Required work: Below are records; work out how many of their lines hold the string "name" and give that number alone.

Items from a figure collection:

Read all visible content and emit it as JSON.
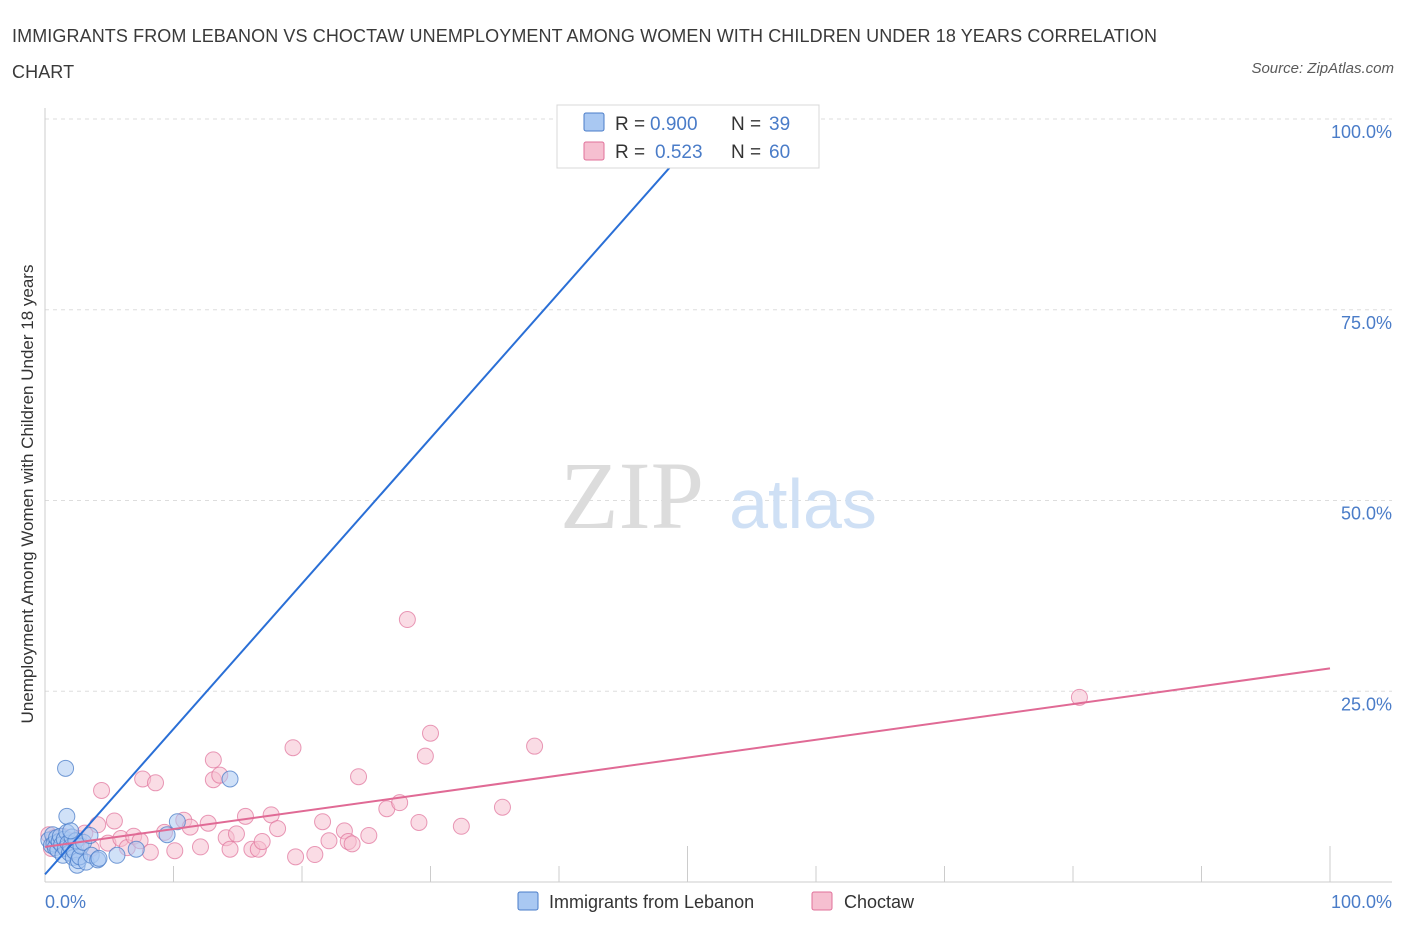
{
  "title": "IMMIGRANTS FROM LEBANON VS CHOCTAW UNEMPLOYMENT AMONG WOMEN WITH CHILDREN UNDER 18 YEARS CORRELATION CHART",
  "source": "Source: ZipAtlas.com",
  "watermark": {
    "zip": "ZIP",
    "atlas": "atlas"
  },
  "colors": {
    "blue": "#4a7cc8",
    "blue_fill": "#a9c8f2",
    "blue_line": "#2a6fd6",
    "pink": "#e0709a",
    "pink_fill": "#f6bfd0",
    "pink_line": "#e06a95",
    "grid": "#dddddd"
  },
  "stats": {
    "r_label": "R =",
    "n_label": "N =",
    "blue": {
      "r": "0.900",
      "n": "39"
    },
    "pink": {
      "r": "0.523",
      "n": "60"
    }
  },
  "chart_data": {
    "type": "scatter",
    "title": "IMMIGRANTS FROM LEBANON VS CHOCTAW UNEMPLOYMENT AMONG WOMEN WITH CHILDREN UNDER 18 YEARS CORRELATION CHART",
    "xlabel": "",
    "ylabel": "Unemployment Among Women with Children Under 18 years",
    "xlim": [
      0,
      100
    ],
    "ylim": [
      0,
      100
    ],
    "x_tick_labels": [
      "0.0%",
      "100.0%"
    ],
    "y_tick_labels": [
      "25.0%",
      "50.0%",
      "75.0%",
      "100.0%"
    ],
    "y_ticks": [
      25,
      50,
      75,
      100
    ],
    "grid": true,
    "legend_position": "bottom-center",
    "series": [
      {
        "name": "Immigrants from Lebanon",
        "color": "blue",
        "r": 0.9,
        "n": 39,
        "trend": {
          "x1": 0,
          "y1": 1.0,
          "x2": 49.8,
          "y2": 95.9
        },
        "points": [
          [
            0.3,
            5.5
          ],
          [
            0.5,
            4.8
          ],
          [
            0.6,
            6.2
          ],
          [
            0.7,
            5.0
          ],
          [
            0.8,
            4.5
          ],
          [
            0.9,
            5.8
          ],
          [
            1.0,
            4.2
          ],
          [
            1.1,
            5.3
          ],
          [
            1.2,
            6.0
          ],
          [
            1.3,
            4.9
          ],
          [
            1.4,
            3.5
          ],
          [
            1.5,
            5.6
          ],
          [
            1.6,
            4.4
          ],
          [
            1.7,
            6.5
          ],
          [
            1.8,
            5.1
          ],
          [
            1.9,
            3.8
          ],
          [
            2.0,
            4.6
          ],
          [
            2.1,
            5.9
          ],
          [
            2.2,
            3.2
          ],
          [
            2.3,
            4.0
          ],
          [
            2.4,
            5.4
          ],
          [
            2.5,
            2.2
          ],
          [
            2.6,
            2.8
          ],
          [
            2.7,
            3.3
          ],
          [
            2.8,
            4.7
          ],
          [
            3.0,
            5.2
          ],
          [
            3.2,
            2.6
          ],
          [
            3.5,
            6.1
          ],
          [
            1.6,
            14.9
          ],
          [
            1.7,
            8.6
          ],
          [
            2.0,
            6.7
          ],
          [
            3.6,
            3.5
          ],
          [
            4.1,
            2.9
          ],
          [
            4.2,
            3.1
          ],
          [
            5.6,
            3.5
          ],
          [
            7.1,
            4.3
          ],
          [
            9.5,
            6.2
          ],
          [
            10.3,
            7.9
          ],
          [
            14.4,
            13.5
          ]
        ]
      },
      {
        "name": "Choctaw",
        "color": "pink",
        "r": 0.523,
        "n": 60,
        "trend": {
          "x1": 0,
          "y1": 4.6,
          "x2": 100,
          "y2": 28.0
        },
        "points": [
          [
            0.3,
            6.2
          ],
          [
            0.5,
            4.4
          ],
          [
            0.7,
            5.8
          ],
          [
            0.9,
            5.1
          ],
          [
            1.1,
            4.9
          ],
          [
            1.4,
            6.0
          ],
          [
            1.8,
            5.5
          ],
          [
            2.2,
            4.6
          ],
          [
            2.6,
            5.7
          ],
          [
            3.1,
            6.4
          ],
          [
            3.6,
            4.4
          ],
          [
            4.1,
            7.5
          ],
          [
            4.4,
            12.0
          ],
          [
            4.9,
            5.1
          ],
          [
            5.4,
            8.0
          ],
          [
            5.9,
            5.7
          ],
          [
            6.4,
            4.5
          ],
          [
            6.9,
            6.0
          ],
          [
            7.4,
            5.4
          ],
          [
            7.6,
            13.5
          ],
          [
            8.2,
            3.9
          ],
          [
            8.6,
            13.0
          ],
          [
            9.3,
            6.5
          ],
          [
            10.1,
            4.1
          ],
          [
            10.8,
            8.1
          ],
          [
            11.3,
            7.2
          ],
          [
            12.1,
            4.6
          ],
          [
            12.7,
            7.7
          ],
          [
            13.1,
            13.4
          ],
          [
            13.1,
            16.0
          ],
          [
            13.6,
            14.0
          ],
          [
            14.1,
            5.8
          ],
          [
            14.4,
            4.3
          ],
          [
            14.9,
            6.3
          ],
          [
            15.6,
            8.6
          ],
          [
            16.1,
            4.3
          ],
          [
            16.6,
            4.3
          ],
          [
            16.9,
            5.3
          ],
          [
            17.6,
            8.8
          ],
          [
            18.1,
            7.0
          ],
          [
            19.5,
            3.3
          ],
          [
            19.3,
            17.6
          ],
          [
            21.0,
            3.6
          ],
          [
            21.6,
            7.9
          ],
          [
            22.1,
            5.4
          ],
          [
            23.3,
            6.7
          ],
          [
            23.6,
            5.3
          ],
          [
            23.9,
            5.0
          ],
          [
            24.4,
            13.8
          ],
          [
            25.2,
            6.1
          ],
          [
            26.6,
            9.6
          ],
          [
            27.6,
            10.4
          ],
          [
            28.2,
            34.4
          ],
          [
            29.1,
            7.8
          ],
          [
            29.6,
            16.5
          ],
          [
            30.0,
            19.5
          ],
          [
            32.4,
            7.3
          ],
          [
            35.6,
            9.8
          ],
          [
            38.1,
            17.8
          ],
          [
            80.5,
            24.2
          ]
        ]
      }
    ]
  },
  "legend": {
    "items": [
      {
        "label": "Immigrants from Lebanon",
        "color": "blue"
      },
      {
        "label": "Choctaw",
        "color": "pink"
      }
    ]
  }
}
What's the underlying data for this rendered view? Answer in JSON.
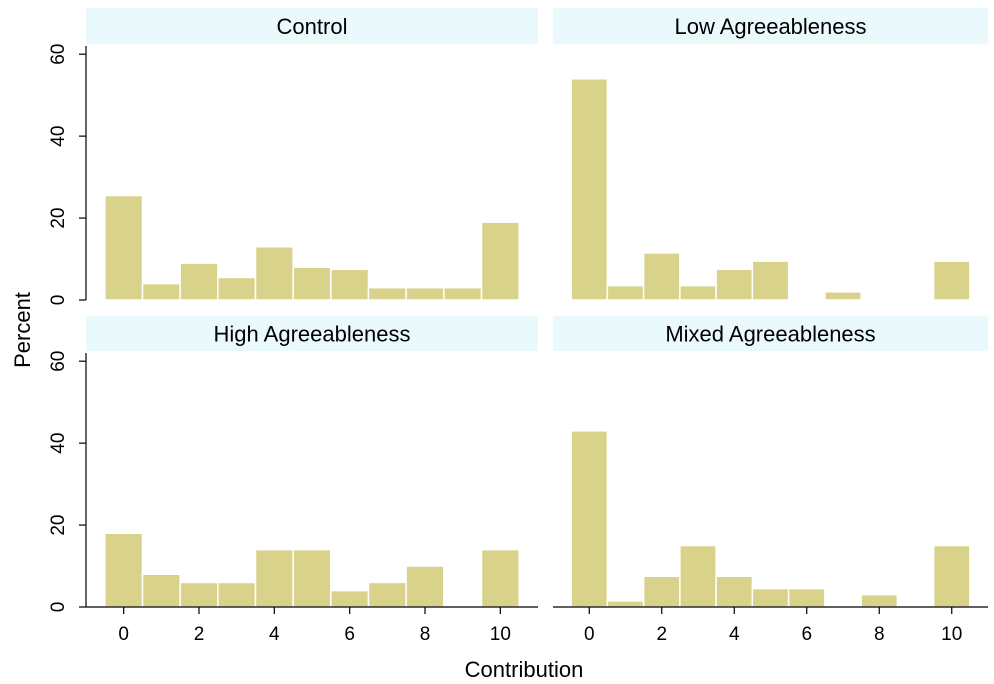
{
  "chart_data": {
    "type": "bar",
    "layout": "2x2 facet histogram",
    "xlabel": "Contribution",
    "ylabel": "Percent",
    "x_ticks": [
      0,
      2,
      4,
      6,
      8,
      10
    ],
    "y_ticks": [
      0,
      20,
      40,
      60
    ],
    "xlim": [
      -1,
      11
    ],
    "ylim": [
      0,
      62
    ],
    "bar_color": "#d9d28a",
    "bar_edge_color": "#ffffff",
    "strip_color": "#eafafc",
    "x_tick_labels": [
      "0",
      "2",
      "4",
      "6",
      "8",
      "10"
    ],
    "y_tick_labels": [
      "0",
      "20",
      "40",
      "60"
    ],
    "panels": [
      {
        "title": "Control",
        "x": [
          0,
          1,
          2,
          3,
          4,
          5,
          6,
          7,
          8,
          9,
          10
        ],
        "values": [
          25.5,
          4.0,
          9.0,
          5.5,
          13.0,
          8.0,
          7.5,
          3.0,
          3.0,
          3.0,
          19.0
        ]
      },
      {
        "title": "Low Agreeableness",
        "x": [
          0,
          1,
          2,
          3,
          4,
          5,
          6,
          7,
          8,
          9,
          10
        ],
        "values": [
          54.0,
          3.5,
          11.5,
          3.5,
          7.5,
          9.5,
          0,
          2.0,
          0,
          0,
          9.5
        ]
      },
      {
        "title": "High Agreeableness",
        "x": [
          0,
          1,
          2,
          3,
          4,
          5,
          6,
          7,
          8,
          9,
          10
        ],
        "values": [
          18.0,
          8.0,
          6.0,
          6.0,
          14.0,
          14.0,
          4.0,
          6.0,
          10.0,
          0,
          14.0
        ]
      },
      {
        "title": "Mixed Agreeableness",
        "x": [
          0,
          1,
          2,
          3,
          4,
          5,
          6,
          7,
          8,
          9,
          10
        ],
        "values": [
          43.0,
          1.5,
          7.5,
          15.0,
          7.5,
          4.5,
          4.5,
          0,
          3.0,
          0,
          15.0
        ]
      }
    ]
  }
}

The completed task: 2